EXERCISE: Set down the full listing exactly as given. Any pictures are to be left out.
-------- DATA FOR THE TASK --------
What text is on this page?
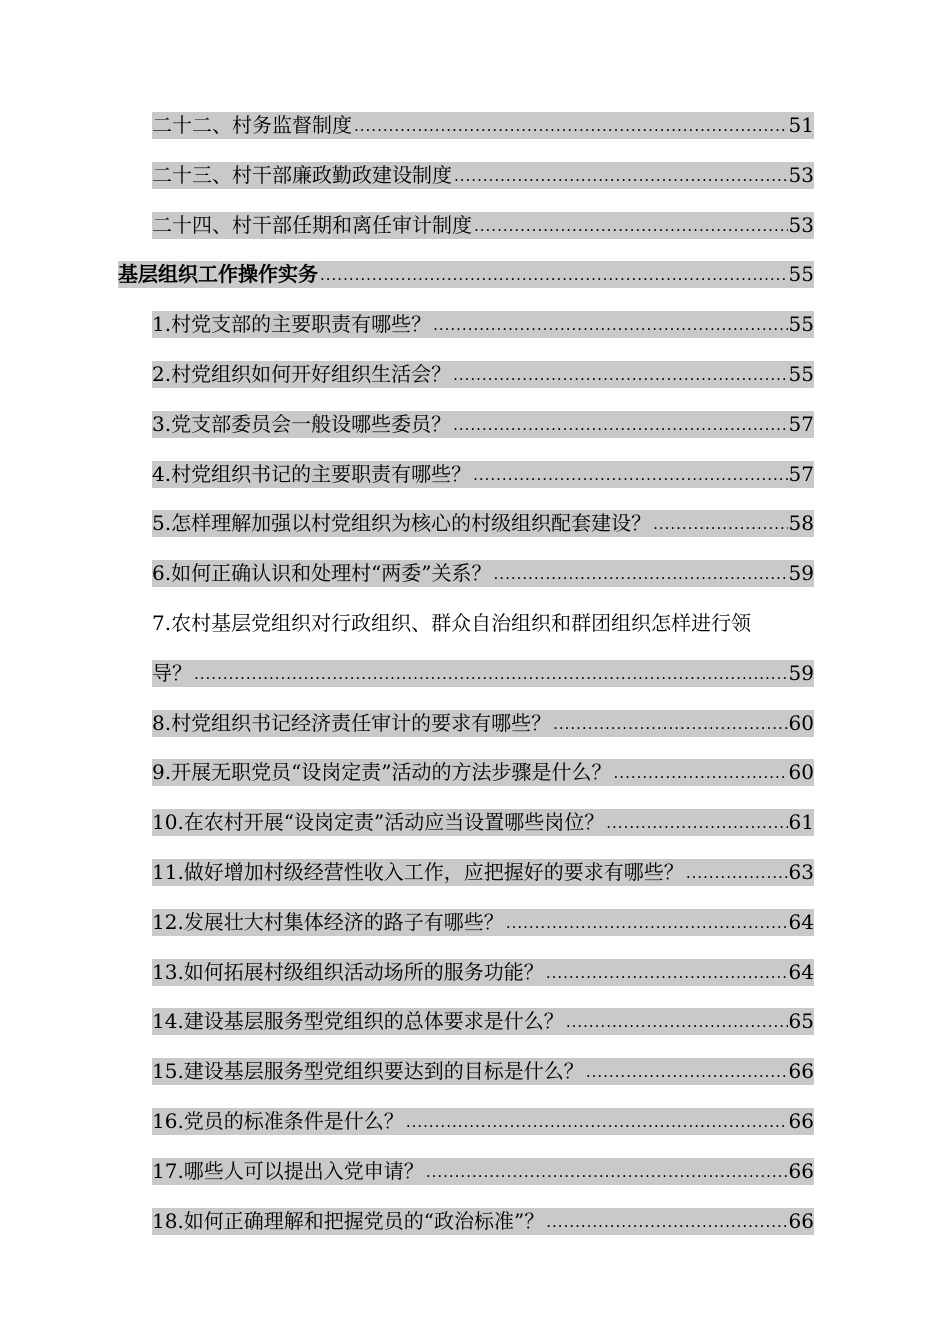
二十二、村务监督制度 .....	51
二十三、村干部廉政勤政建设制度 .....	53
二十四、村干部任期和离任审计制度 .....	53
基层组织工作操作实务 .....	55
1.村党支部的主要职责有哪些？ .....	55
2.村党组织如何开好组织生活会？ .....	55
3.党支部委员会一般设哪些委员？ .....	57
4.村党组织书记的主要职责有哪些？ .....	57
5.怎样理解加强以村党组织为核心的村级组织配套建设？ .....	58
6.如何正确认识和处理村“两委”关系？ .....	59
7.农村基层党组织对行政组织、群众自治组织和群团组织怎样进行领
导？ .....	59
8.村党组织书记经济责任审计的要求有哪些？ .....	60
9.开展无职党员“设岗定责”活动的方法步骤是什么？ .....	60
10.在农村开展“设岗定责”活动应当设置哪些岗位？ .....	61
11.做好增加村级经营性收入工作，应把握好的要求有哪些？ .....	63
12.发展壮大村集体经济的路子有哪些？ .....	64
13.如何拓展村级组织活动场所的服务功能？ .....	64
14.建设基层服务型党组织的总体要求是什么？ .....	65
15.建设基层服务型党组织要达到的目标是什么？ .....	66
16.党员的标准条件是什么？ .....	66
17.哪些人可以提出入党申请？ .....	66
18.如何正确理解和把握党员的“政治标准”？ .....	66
--------
IN RESPONSE:
What text is on this page?
二十二、村务监督制度 .....	51
二十三、村干部廉政勤政建设制度 .....	53
二十四、村干部任期和离任审计制度 .....	53
基层组织工作操作实务 .....	55
1.村党支部的主要职责有哪些？ .....	55
2.村党组织如何开好组织生活会？ .....	55
3.党支部委员会一般设哪些委员？ .....	57
4.村党组织书记的主要职责有哪些？ .....	57
5.怎样理解加强以村党组织为核心的村级组织配套建设？ .....	58
6.如何正确认识和处理村“两委”关系？ .....	59
7.农村基层党组织对行政组织、群众自治组织和群团组织怎样进行领
导？ .....	59
8.村党组织书记经济责任审计的要求有哪些？ .....	60
9.开展无职党员“设岗定责”活动的方法步骤是什么？ .....	60
10.在农村开展“设岗定责”活动应当设置哪些岗位？ .....	61
11.做好增加村级经营性收入工作，应把握好的要求有哪些？ .....	63
12.发展壮大村集体经济的路子有哪些？ .....	64
13.如何拓展村级组织活动场所的服务功能？ .....	64
14.建设基层服务型党组织的总体要求是什么？ .....	65
15.建设基层服务型党组织要达到的目标是什么？ .....	66
16.党员的标准条件是什么？ .....	66
17.哪些人可以提出入党申请？ .....	66
18.如何正确理解和把握党员的“政治标准”？ .....	66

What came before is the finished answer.